[Rows from a figure dataset]
***

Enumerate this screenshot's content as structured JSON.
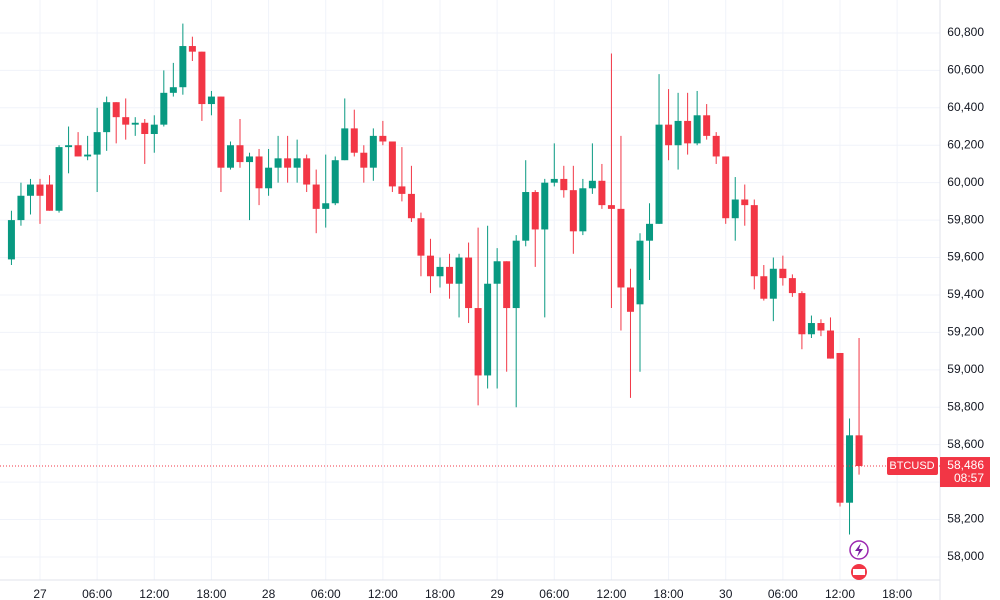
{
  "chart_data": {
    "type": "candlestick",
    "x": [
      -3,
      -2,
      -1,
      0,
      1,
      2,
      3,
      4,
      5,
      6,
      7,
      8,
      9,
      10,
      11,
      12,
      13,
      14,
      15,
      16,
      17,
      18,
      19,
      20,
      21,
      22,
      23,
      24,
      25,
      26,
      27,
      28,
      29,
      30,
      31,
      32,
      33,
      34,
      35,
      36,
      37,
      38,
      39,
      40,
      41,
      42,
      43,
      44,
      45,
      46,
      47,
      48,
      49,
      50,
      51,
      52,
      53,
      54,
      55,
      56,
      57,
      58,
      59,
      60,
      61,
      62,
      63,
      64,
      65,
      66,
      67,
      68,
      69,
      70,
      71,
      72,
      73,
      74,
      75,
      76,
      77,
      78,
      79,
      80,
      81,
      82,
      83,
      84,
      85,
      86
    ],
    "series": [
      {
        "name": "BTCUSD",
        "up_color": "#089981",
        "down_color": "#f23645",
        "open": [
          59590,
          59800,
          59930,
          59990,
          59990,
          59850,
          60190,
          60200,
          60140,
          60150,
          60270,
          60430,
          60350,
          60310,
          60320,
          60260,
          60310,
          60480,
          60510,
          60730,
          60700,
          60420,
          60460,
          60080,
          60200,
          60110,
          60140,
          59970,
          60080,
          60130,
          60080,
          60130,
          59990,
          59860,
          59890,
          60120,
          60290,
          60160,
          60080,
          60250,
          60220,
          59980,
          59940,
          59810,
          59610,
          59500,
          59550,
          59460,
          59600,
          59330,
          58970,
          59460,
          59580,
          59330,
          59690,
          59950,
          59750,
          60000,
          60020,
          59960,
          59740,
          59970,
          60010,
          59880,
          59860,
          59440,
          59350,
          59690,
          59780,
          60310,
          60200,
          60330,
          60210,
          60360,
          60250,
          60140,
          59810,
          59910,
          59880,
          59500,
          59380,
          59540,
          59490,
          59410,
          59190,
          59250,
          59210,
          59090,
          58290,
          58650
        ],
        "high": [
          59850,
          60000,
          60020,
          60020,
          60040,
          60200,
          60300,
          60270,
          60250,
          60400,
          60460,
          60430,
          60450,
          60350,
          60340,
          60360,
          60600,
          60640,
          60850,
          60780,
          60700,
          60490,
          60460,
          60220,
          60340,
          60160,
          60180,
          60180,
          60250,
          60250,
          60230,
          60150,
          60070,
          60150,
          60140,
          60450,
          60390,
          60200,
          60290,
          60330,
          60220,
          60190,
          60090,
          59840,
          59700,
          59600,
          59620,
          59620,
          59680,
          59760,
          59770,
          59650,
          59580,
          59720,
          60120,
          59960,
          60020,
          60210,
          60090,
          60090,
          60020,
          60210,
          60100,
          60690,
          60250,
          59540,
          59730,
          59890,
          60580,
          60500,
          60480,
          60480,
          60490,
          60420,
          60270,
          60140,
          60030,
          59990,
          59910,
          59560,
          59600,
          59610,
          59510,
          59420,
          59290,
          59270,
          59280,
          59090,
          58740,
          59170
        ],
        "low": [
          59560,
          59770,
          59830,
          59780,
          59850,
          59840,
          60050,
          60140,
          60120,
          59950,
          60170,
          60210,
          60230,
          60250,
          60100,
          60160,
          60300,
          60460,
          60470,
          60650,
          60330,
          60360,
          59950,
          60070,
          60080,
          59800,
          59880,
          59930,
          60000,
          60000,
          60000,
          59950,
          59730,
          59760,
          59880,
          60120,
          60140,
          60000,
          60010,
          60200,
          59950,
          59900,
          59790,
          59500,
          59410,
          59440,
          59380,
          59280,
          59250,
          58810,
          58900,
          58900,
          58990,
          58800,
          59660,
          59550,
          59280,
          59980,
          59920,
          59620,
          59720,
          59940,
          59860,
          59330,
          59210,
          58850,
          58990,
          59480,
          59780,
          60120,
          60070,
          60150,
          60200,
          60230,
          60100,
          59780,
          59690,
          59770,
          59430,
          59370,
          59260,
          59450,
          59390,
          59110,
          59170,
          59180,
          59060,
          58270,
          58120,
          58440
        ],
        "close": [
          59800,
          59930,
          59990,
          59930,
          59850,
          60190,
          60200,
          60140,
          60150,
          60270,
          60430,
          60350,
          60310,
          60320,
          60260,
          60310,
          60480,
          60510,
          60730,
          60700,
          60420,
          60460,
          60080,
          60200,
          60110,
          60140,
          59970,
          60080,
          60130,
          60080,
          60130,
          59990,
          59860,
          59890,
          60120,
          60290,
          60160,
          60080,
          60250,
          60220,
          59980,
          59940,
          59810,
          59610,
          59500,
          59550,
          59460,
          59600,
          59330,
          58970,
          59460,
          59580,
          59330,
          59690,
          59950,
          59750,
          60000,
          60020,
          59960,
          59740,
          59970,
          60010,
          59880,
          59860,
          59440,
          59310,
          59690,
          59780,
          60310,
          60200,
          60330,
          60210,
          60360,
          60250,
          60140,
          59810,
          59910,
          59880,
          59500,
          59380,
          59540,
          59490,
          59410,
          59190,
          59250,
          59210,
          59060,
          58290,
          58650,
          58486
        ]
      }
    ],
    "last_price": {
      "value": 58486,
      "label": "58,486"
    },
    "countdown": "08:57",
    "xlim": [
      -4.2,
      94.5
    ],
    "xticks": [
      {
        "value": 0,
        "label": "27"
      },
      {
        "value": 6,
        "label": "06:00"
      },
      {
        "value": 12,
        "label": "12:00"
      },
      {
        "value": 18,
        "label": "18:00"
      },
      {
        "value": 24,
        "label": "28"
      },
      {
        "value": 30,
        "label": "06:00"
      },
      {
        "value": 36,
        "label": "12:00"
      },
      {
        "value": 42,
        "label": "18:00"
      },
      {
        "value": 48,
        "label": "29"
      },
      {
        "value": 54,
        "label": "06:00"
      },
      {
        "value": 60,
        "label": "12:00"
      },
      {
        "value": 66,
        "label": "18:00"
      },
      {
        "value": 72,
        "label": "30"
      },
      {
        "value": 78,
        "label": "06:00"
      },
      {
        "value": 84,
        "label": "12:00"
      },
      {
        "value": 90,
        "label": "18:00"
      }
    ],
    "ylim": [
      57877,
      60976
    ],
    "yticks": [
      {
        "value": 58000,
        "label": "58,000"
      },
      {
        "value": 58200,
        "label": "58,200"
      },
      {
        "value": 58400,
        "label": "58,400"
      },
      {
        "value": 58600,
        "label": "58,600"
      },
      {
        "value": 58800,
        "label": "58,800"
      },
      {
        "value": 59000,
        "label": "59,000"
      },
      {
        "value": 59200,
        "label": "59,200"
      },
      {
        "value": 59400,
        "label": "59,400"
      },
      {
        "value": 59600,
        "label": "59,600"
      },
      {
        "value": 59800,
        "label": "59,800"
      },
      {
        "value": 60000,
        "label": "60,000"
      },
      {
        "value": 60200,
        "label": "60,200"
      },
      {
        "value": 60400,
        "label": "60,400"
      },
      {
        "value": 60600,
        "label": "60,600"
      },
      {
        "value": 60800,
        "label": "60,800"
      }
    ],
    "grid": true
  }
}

***

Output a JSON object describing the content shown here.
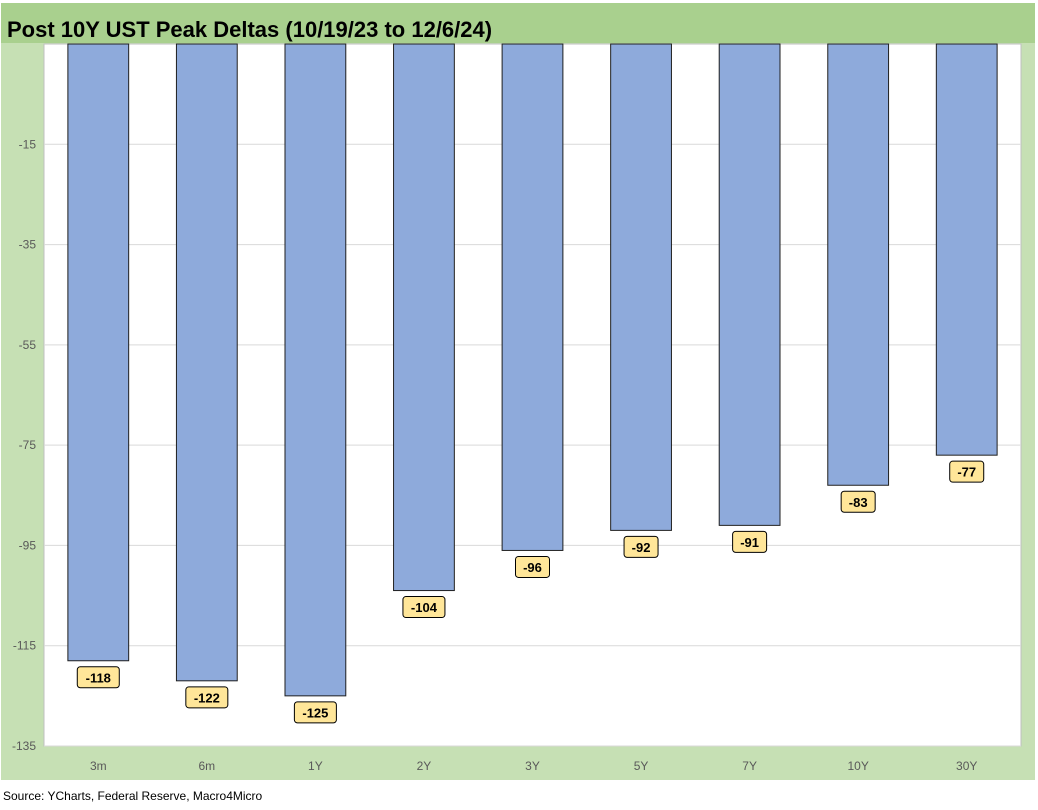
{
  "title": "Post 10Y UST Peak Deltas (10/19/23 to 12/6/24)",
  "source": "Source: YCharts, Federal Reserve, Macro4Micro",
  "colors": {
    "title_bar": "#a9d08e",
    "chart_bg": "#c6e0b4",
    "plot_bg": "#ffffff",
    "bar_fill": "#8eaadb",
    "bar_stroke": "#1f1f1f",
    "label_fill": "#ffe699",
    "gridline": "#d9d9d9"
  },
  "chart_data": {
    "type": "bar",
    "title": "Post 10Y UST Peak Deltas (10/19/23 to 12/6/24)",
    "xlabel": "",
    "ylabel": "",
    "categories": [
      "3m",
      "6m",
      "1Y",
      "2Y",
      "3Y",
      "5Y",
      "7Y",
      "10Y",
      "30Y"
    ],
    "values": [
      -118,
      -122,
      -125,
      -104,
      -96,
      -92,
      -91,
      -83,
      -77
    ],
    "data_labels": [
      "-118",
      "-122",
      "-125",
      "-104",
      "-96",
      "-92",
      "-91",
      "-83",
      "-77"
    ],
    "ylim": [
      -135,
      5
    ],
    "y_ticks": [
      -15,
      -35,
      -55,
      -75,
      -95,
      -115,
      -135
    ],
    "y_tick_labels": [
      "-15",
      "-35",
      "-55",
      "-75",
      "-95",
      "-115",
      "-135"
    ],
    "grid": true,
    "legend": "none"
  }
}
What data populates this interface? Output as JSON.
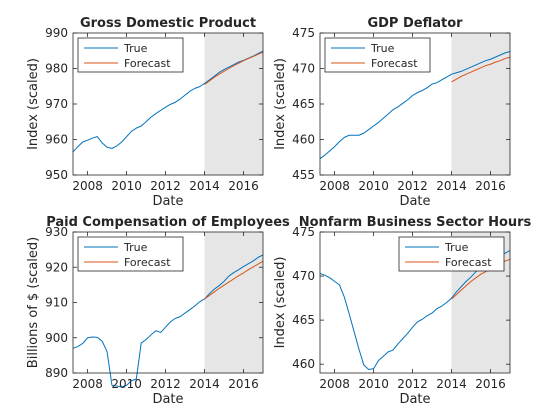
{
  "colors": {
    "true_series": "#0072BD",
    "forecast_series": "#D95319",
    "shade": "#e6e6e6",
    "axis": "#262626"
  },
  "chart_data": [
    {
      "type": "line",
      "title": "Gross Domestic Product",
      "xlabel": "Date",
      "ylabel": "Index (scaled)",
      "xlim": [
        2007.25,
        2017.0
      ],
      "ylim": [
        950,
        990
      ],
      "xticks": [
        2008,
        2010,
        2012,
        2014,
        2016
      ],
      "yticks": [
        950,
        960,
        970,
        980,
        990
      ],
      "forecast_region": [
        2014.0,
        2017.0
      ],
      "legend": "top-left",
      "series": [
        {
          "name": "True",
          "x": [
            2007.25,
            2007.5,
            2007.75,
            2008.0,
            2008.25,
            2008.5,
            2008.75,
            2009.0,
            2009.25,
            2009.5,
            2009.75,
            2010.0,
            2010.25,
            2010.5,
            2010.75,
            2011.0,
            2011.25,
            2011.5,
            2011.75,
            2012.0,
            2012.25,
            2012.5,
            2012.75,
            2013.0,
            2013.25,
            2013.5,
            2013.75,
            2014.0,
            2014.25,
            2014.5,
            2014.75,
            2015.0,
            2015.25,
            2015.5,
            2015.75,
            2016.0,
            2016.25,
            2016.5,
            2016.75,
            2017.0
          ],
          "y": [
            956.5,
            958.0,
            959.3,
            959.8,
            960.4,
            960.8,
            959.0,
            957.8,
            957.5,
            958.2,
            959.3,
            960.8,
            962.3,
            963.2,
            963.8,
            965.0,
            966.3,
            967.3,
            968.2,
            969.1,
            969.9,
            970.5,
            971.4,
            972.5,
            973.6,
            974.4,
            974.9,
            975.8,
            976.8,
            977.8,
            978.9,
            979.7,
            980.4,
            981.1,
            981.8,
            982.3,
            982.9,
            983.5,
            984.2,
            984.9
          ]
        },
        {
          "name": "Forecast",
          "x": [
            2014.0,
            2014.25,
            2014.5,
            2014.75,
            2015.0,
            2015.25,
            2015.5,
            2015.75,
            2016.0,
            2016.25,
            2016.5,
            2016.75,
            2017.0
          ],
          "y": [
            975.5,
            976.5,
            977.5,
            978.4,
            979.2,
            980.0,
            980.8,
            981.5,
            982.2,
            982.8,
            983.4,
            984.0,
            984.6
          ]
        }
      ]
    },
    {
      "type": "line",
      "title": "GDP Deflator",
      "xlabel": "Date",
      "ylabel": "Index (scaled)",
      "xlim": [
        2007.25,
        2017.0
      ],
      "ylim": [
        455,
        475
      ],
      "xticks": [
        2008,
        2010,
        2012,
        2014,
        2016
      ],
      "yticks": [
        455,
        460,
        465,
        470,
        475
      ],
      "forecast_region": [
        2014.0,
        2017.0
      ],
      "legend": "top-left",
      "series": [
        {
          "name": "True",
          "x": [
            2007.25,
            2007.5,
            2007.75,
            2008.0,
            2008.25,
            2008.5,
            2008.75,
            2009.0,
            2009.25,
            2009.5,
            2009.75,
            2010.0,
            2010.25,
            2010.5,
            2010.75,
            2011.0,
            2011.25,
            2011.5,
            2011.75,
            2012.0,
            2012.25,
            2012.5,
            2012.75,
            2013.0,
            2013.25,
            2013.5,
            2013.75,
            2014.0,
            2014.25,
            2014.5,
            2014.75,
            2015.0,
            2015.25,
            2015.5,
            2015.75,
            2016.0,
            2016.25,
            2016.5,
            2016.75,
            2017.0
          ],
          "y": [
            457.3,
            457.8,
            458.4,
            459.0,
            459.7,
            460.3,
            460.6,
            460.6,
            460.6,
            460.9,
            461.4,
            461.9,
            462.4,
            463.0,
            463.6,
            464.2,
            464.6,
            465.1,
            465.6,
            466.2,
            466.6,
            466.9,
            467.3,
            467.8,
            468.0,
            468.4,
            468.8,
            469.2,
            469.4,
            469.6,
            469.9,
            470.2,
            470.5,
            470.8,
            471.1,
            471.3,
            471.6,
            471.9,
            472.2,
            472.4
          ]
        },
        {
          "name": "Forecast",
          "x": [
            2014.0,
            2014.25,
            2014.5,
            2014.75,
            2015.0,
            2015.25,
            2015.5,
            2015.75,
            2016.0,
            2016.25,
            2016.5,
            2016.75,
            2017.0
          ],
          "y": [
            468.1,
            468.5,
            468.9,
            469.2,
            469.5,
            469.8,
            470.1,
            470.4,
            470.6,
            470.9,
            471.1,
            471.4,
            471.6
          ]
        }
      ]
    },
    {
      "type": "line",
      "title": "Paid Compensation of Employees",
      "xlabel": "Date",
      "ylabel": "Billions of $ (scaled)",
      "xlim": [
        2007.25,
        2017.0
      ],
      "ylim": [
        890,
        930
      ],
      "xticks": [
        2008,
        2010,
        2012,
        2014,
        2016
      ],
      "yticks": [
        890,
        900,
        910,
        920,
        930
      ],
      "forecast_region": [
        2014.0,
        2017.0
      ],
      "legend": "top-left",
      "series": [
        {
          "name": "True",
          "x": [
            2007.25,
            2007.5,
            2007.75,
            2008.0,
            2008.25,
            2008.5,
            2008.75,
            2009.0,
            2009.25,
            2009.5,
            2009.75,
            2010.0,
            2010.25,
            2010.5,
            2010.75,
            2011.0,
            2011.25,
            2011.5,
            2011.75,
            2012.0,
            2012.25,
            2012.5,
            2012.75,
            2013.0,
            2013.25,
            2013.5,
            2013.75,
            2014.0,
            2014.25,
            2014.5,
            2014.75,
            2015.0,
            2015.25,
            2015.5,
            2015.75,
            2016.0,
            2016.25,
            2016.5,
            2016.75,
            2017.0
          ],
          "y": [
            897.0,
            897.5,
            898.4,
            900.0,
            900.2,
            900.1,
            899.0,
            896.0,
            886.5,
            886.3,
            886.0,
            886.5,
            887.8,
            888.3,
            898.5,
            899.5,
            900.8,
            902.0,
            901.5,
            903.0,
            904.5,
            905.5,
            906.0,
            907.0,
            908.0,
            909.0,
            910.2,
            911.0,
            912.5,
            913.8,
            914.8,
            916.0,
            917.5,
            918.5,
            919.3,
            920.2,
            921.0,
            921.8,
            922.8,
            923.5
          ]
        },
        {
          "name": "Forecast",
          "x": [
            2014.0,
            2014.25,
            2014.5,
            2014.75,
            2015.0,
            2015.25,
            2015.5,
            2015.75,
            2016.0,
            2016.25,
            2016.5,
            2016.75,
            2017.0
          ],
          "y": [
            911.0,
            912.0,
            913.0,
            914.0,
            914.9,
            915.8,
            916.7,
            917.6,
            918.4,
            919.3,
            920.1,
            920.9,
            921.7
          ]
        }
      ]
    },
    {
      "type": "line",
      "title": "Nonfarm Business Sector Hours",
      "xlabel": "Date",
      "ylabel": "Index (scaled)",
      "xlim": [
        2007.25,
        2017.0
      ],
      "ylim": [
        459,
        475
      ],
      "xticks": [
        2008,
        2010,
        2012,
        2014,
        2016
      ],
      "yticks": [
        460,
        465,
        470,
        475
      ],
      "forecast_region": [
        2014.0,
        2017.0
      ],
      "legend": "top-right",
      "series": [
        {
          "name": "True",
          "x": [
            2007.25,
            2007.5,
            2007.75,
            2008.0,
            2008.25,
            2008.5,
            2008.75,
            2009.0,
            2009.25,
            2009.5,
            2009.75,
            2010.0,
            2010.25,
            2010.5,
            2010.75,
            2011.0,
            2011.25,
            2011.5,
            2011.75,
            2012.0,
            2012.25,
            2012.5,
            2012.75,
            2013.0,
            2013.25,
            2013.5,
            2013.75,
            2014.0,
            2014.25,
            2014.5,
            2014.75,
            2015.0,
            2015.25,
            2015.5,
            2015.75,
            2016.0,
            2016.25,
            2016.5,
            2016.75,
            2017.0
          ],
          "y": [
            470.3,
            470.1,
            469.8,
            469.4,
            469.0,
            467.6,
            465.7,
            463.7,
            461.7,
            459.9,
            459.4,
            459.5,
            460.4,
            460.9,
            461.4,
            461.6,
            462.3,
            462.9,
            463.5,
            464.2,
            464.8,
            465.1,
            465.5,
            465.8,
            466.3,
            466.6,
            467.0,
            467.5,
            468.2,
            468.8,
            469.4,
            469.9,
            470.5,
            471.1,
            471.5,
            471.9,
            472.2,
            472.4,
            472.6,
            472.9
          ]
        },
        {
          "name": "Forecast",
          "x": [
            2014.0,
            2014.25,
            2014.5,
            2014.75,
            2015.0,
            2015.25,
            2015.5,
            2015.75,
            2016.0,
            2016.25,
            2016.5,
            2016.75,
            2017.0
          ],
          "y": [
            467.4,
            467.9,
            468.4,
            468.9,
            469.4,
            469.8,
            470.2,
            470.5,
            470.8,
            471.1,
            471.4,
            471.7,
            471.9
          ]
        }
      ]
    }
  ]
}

***

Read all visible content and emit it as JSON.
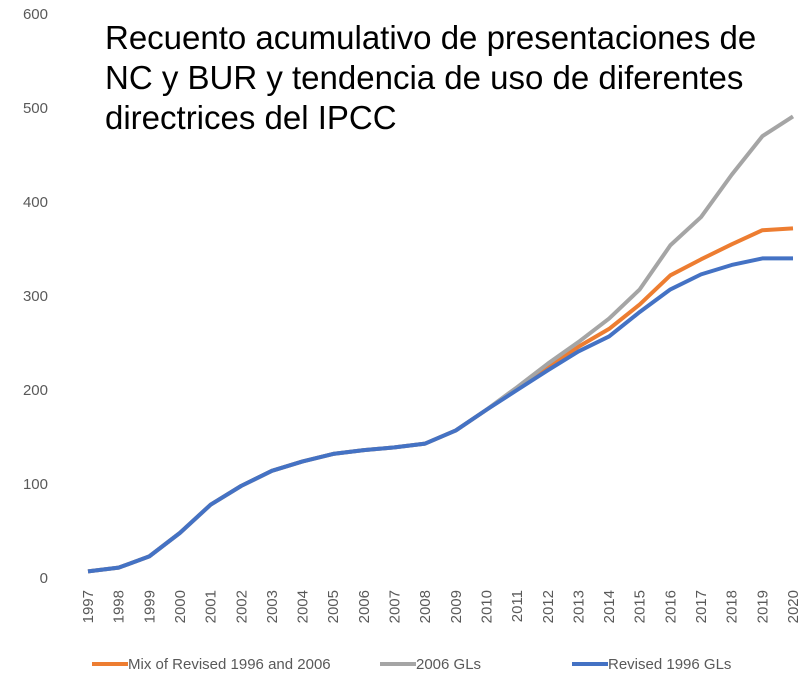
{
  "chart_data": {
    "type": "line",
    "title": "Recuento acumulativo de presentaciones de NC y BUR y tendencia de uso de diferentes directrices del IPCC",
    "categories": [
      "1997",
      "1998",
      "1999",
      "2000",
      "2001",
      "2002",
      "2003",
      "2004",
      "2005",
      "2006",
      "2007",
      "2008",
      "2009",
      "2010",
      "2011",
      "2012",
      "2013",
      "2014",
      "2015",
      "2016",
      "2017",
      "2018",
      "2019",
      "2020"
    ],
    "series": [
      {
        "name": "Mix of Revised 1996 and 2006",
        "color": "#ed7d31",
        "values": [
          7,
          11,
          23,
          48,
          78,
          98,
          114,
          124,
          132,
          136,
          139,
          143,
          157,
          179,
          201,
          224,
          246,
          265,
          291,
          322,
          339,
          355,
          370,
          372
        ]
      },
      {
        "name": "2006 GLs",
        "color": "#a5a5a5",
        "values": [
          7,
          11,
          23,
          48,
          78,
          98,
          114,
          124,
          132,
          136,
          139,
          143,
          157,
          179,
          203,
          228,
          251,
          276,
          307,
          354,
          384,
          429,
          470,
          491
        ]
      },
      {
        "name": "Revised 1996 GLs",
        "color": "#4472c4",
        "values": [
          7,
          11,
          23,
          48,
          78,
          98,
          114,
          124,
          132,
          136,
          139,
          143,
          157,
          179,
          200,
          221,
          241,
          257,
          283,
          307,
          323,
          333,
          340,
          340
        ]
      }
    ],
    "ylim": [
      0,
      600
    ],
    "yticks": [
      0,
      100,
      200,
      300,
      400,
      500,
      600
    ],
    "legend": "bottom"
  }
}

***

WORK TO COMPLETE -> Scan the material line by line and report each one that contains "content".

SOLUTION FOR THIS PROBLEM ->
Enumerate this screenshot's content as structured JSON.
Output a JSON object describing the content shown here.
Read all visible content and emit it as JSON.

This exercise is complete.